## Goal of the exercise
Repeat exactly each line of the data provided below.

## Information shown
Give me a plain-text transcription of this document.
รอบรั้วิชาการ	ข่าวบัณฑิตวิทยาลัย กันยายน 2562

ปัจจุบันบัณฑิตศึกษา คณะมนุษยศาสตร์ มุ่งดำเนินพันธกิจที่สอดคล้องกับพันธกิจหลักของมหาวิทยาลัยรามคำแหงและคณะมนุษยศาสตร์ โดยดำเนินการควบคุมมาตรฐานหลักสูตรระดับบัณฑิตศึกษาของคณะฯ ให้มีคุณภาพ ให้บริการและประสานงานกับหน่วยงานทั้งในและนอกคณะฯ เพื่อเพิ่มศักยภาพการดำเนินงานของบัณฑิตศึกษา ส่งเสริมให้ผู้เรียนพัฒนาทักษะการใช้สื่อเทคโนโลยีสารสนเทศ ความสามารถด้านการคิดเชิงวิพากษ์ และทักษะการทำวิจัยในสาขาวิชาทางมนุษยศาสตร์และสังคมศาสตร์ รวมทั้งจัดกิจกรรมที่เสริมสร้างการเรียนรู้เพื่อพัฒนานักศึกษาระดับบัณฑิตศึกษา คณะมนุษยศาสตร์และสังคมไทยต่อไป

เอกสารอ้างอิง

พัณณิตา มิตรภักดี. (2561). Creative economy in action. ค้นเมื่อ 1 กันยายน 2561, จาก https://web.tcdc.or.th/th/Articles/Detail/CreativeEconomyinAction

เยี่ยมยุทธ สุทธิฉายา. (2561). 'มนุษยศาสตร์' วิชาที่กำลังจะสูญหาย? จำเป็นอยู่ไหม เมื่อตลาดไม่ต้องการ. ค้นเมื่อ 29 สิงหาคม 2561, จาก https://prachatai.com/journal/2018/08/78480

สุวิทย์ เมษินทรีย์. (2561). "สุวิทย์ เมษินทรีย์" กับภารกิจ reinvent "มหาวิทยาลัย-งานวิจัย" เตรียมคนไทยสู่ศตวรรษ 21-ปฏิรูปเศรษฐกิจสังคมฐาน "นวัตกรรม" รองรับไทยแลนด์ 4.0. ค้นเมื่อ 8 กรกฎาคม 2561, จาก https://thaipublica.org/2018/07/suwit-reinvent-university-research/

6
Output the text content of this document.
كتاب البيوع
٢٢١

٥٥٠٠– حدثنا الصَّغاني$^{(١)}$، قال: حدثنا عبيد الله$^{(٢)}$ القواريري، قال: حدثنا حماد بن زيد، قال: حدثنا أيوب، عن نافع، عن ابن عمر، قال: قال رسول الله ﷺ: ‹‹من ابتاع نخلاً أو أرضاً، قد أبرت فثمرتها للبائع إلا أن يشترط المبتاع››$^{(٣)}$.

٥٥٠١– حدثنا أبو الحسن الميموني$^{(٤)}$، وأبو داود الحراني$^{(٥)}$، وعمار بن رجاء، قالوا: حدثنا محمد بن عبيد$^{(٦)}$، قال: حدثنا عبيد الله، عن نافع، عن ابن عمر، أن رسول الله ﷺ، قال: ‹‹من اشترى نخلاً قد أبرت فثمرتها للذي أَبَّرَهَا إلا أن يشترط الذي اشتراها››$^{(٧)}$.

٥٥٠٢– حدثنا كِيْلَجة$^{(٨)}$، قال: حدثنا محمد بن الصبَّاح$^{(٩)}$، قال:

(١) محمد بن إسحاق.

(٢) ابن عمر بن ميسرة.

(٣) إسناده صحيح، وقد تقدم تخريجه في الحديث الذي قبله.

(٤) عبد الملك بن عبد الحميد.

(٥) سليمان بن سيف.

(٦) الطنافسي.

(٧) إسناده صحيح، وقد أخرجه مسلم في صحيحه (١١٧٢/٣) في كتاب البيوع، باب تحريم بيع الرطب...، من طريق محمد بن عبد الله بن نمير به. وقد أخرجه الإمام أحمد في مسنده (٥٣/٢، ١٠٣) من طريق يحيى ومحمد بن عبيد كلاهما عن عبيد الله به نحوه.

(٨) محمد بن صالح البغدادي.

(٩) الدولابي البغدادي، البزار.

## The response
Give me a plain-text transcription of this document.
รอบรั้วิชาการ	ข่าวบัณฑิตวิทยาลัย กันยายน 2562

ปัจจุบันบัณฑิตศึกษา คณะมนุษยศาสตร์ มุ่งดำเนินพันธกิจที่สอดคล้องกับพันธกิจหลักของมหาวิทยาลัยรามคำแหงและคณะมนุษยศาสตร์ โดยดำเนินการควบคุมมาตรฐานหลักสูตรระดับบัณฑิตศึกษาของคณะฯ ให้มีคุณภาพ ให้บริการและประสานงานกับหน่วยงานทั้งในและนอกคณะฯ เพื่อเพิ่มศักยภาพการดำเนินงานของบัณฑิตศึกษา ส่งเสริมให้ผู้เรียนพัฒนาทักษะการใช้สื่อเทคโนโลยีสารสนเทศ ความสามารถด้านการคิดเชิงวิพากษ์ และทักษะการทำวิจัยในสาขาวิชาทางมนุษยศาสตร์และสังคมศาสตร์ รวมทั้งจัดกิจกรรมที่เสริมสร้างการเรียนรู้เพื่อพัฒนานักศึกษาระดับบัณฑิตศึกษา คณะมนุษยศาสตร์และสังคมไทยต่อไป

เอกสารอ้างอิง

พัณณิตา มิตรภักดี. (2561). Creative economy in action. ค้นเมื่อ 1 กันยายน 2561, จาก https://web.tcdc.or.th/th/Articles/Detail/CreativeEconomyinAction

เยี่ยมยุทธ สุทธิฉายา. (2561). 'มนุษยศาสตร์' วิชาที่กำลังจะสูญหาย? จำเป็นอยู่ไหม เมื่อตลาดไม่ต้องการ. ค้นเมื่อ 29 สิงหาคม 2561, จาก https://prachatai.com/journal/2018/08/78480

สุวิทย์ เมษินทรีย์. (2561). "สุวิทย์ เมษินทรีย์" กับภารกิจ reinvent "มหาวิทยาลัย-งานวิจัย" เตรียมคนไทยสู่ศตวรรษ 21-ปฏิรูปเศรษฐกิจสังคมฐาน "นวัตกรรม" รองรับไทยแลนด์ 4.0. ค้นเมื่อ 8 กรกฎาคม 2561, จาก https://thaipublica.org/2018/07/suwit-reinvent-university-research/

6
Output the text content of this document.
كتاب البيوع
٢٢١

٥٥٠٠– حدثنا الصَّغاني$^{(١)}$، قال: حدثنا عبيد الله$^{(٢)}$ القواريري، قال: حدثنا حماد بن زيد، قال: حدثنا أيوب، عن نافع، عن ابن عمر، قال: قال رسول الله ﷺ: ‹‹من ابتاع نخلاً أو أرضاً، قد أبرت فثمرتها للبائع إلا أن يشترط المبتاع››$^{(٣)}$.

٥٥٠١– حدثنا أبو الحسن الميموني$^{(٤)}$، وأبو داود الحراني$^{(٥)}$، وعمار بن رجاء، قالوا: حدثنا محمد بن عبيد$^{(٦)}$، قال: حدثنا عبيد الله، عن نافع، عن ابن عمر، أن رسول الله ﷺ، قال: ‹‹من اشترى نخلاً قد أبرت فثمرتها للذي أَبَّرَهَا إلا أن يشترط الذي اشتراها››$^{(٧)}$.

٥٥٠٢– حدثنا كِيْلَجة$^{(٨)}$، قال: حدثنا محمد بن الصبَّاح$^{(٩)}$، قال:

(١) محمد بن إسحاق.

(٢) ابن عمر بن ميسرة.

(٣) إسناده صحيح، وقد تقدم تخريجه في الحديث الذي قبله.

(٤) عبد الملك بن عبد الحميد.

(٥) سليمان بن سيف.

(٦) الطنافسي.

(٧) إسناده صحيح، وقد أخرجه مسلم في صحيحه (١١٧٢/٣) في كتاب البيوع، باب تحريم بيع الرطب...، من طريق محمد بن عبد الله بن نمير به. وقد أخرجه الإمام أحمد في مسنده (٥٣/٢، ١٠٣) من طريق يحيى ومحمد بن عبيد كلاهما عن عبيد الله به نحوه.

(٨) محمد بن صالح البغدادي.

(٩) الدولابي البغدادي، البزار.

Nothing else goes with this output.